Print the entire listing. Each line must match the original exactly.

:::

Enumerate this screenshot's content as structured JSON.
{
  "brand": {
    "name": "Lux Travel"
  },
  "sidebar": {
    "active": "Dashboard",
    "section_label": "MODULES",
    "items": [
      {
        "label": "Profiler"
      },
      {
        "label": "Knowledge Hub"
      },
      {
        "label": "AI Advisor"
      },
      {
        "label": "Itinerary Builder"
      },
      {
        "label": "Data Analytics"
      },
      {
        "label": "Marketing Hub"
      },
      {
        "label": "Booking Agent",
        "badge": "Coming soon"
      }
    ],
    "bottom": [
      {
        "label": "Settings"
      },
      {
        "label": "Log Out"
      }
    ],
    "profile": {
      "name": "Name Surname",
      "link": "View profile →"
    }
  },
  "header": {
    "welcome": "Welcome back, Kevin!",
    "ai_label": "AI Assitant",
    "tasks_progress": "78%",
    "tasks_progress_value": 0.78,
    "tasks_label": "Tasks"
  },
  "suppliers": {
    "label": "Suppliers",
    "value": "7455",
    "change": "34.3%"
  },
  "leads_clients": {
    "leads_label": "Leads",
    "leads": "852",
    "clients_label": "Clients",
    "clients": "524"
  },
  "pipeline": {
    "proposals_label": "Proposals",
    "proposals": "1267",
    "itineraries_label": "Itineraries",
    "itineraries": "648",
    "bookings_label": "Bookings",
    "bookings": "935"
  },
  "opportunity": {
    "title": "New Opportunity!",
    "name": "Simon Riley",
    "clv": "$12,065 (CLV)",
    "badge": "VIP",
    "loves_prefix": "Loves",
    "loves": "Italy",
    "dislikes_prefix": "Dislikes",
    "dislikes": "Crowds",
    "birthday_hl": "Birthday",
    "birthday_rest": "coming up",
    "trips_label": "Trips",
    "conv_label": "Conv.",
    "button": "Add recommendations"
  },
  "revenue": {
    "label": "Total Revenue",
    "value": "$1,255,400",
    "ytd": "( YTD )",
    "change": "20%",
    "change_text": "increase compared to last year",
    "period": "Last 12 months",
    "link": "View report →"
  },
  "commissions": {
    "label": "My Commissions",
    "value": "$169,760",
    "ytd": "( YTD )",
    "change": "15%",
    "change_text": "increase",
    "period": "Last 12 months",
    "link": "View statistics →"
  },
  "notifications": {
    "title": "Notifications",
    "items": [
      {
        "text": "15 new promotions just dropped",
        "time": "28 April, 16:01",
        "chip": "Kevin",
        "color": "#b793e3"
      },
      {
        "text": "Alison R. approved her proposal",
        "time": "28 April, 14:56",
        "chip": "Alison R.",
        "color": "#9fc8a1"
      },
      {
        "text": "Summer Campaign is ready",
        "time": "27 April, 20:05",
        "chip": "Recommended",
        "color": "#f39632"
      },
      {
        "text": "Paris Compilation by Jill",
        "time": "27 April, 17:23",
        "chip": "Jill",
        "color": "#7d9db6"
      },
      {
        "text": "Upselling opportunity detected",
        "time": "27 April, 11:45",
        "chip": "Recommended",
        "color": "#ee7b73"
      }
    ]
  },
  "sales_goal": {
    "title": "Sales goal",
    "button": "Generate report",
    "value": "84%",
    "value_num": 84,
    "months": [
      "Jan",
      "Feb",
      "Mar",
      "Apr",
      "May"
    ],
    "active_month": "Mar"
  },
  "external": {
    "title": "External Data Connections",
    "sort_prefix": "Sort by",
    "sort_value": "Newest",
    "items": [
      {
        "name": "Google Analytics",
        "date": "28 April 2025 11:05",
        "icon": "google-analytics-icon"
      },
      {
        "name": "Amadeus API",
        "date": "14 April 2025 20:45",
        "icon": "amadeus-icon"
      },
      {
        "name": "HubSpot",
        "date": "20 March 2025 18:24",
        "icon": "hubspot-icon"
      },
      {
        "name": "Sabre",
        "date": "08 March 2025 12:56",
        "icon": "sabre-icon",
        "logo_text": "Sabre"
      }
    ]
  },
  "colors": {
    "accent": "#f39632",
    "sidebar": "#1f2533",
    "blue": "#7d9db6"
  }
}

:::

### ANSWER TO THIS TASK:
Enumerate this screenshot's content as structured JSON.
{
  "brand": {
    "name": "Lux Travel"
  },
  "sidebar": {
    "active": "Dashboard",
    "section_label": "MODULES",
    "items": [
      {
        "label": "Profiler"
      },
      {
        "label": "Knowledge Hub"
      },
      {
        "label": "AI Advisor"
      },
      {
        "label": "Itinerary Builder"
      },
      {
        "label": "Data Analytics"
      },
      {
        "label": "Marketing Hub"
      },
      {
        "label": "Booking Agent",
        "badge": "Coming soon"
      }
    ],
    "bottom": [
      {
        "label": "Settings"
      },
      {
        "label": "Log Out"
      }
    ],
    "profile": {
      "name": "Name Surname",
      "link": "View profile →"
    }
  },
  "header": {
    "welcome": "Welcome back, Kevin!",
    "ai_label": "AI Assitant",
    "tasks_progress": "78%",
    "tasks_progress_value": 0.78,
    "tasks_label": "Tasks"
  },
  "suppliers": {
    "label": "Suppliers",
    "value": "7455",
    "change": "34.3%"
  },
  "leads_clients": {
    "leads_label": "Leads",
    "leads": "852",
    "clients_label": "Clients",
    "clients": "524"
  },
  "pipeline": {
    "proposals_label": "Proposals",
    "proposals": "1267",
    "itineraries_label": "Itineraries",
    "itineraries": "648",
    "bookings_label": "Bookings",
    "bookings": "935"
  },
  "opportunity": {
    "title": "New Opportunity!",
    "name": "Simon Riley",
    "clv": "$12,065 (CLV)",
    "badge": "VIP",
    "loves_prefix": "Loves",
    "loves": "Italy",
    "dislikes_prefix": "Dislikes",
    "dislikes": "Crowds",
    "birthday_hl": "Birthday",
    "birthday_rest": "coming up",
    "trips_label": "Trips",
    "conv_label": "Conv.",
    "button": "Add recommendations"
  },
  "revenue": {
    "label": "Total Revenue",
    "value": "$1,255,400",
    "ytd": "( YTD )",
    "change": "20%",
    "change_text": "increase compared to last year",
    "period": "Last 12 months",
    "link": "View report →"
  },
  "commissions": {
    "label": "My Commissions",
    "value": "$169,760",
    "ytd": "( YTD )",
    "change": "15%",
    "change_text": "increase",
    "period": "Last 12 months",
    "link": "View statistics →"
  },
  "notifications": {
    "title": "Notifications",
    "items": [
      {
        "text": "15 new promotions just dropped",
        "time": "28 April, 16:01",
        "chip": "Kevin",
        "color": "#b793e3"
      },
      {
        "text": "Alison R. approved her proposal",
        "time": "28 April, 14:56",
        "chip": "Alison R.",
        "color": "#9fc8a1"
      },
      {
        "text": "Summer Campaign is ready",
        "time": "27 April, 20:05",
        "chip": "Recommended",
        "color": "#f39632"
      },
      {
        "text": "Paris Compilation by Jill",
        "time": "27 April, 17:23",
        "chip": "Jill",
        "color": "#7d9db6"
      },
      {
        "text": "Upselling opportunity detected",
        "time": "27 April, 11:45",
        "chip": "Recommended",
        "color": "#ee7b73"
      }
    ]
  },
  "sales_goal": {
    "title": "Sales goal",
    "button": "Generate report",
    "value": "84%",
    "value_num": 84,
    "months": [
      "Jan",
      "Feb",
      "Mar",
      "Apr",
      "May"
    ],
    "active_month": "Mar"
  },
  "external": {
    "title": "External Data Connections",
    "sort_prefix": "Sort by",
    "sort_value": "Newest",
    "items": [
      {
        "name": "Google Analytics",
        "date": "28 April 2025 11:05",
        "icon": "google-analytics-icon"
      },
      {
        "name": "Amadeus API",
        "date": "14 April 2025 20:45",
        "icon": "amadeus-icon"
      },
      {
        "name": "HubSpot",
        "date": "20 March 2025 18:24",
        "icon": "hubspot-icon"
      },
      {
        "name": "Sabre",
        "date": "08 March 2025 12:56",
        "icon": "sabre-icon",
        "logo_text": "Sabre"
      }
    ]
  },
  "colors": {
    "accent": "#f39632",
    "sidebar": "#1f2533",
    "blue": "#7d9db6"
  }
}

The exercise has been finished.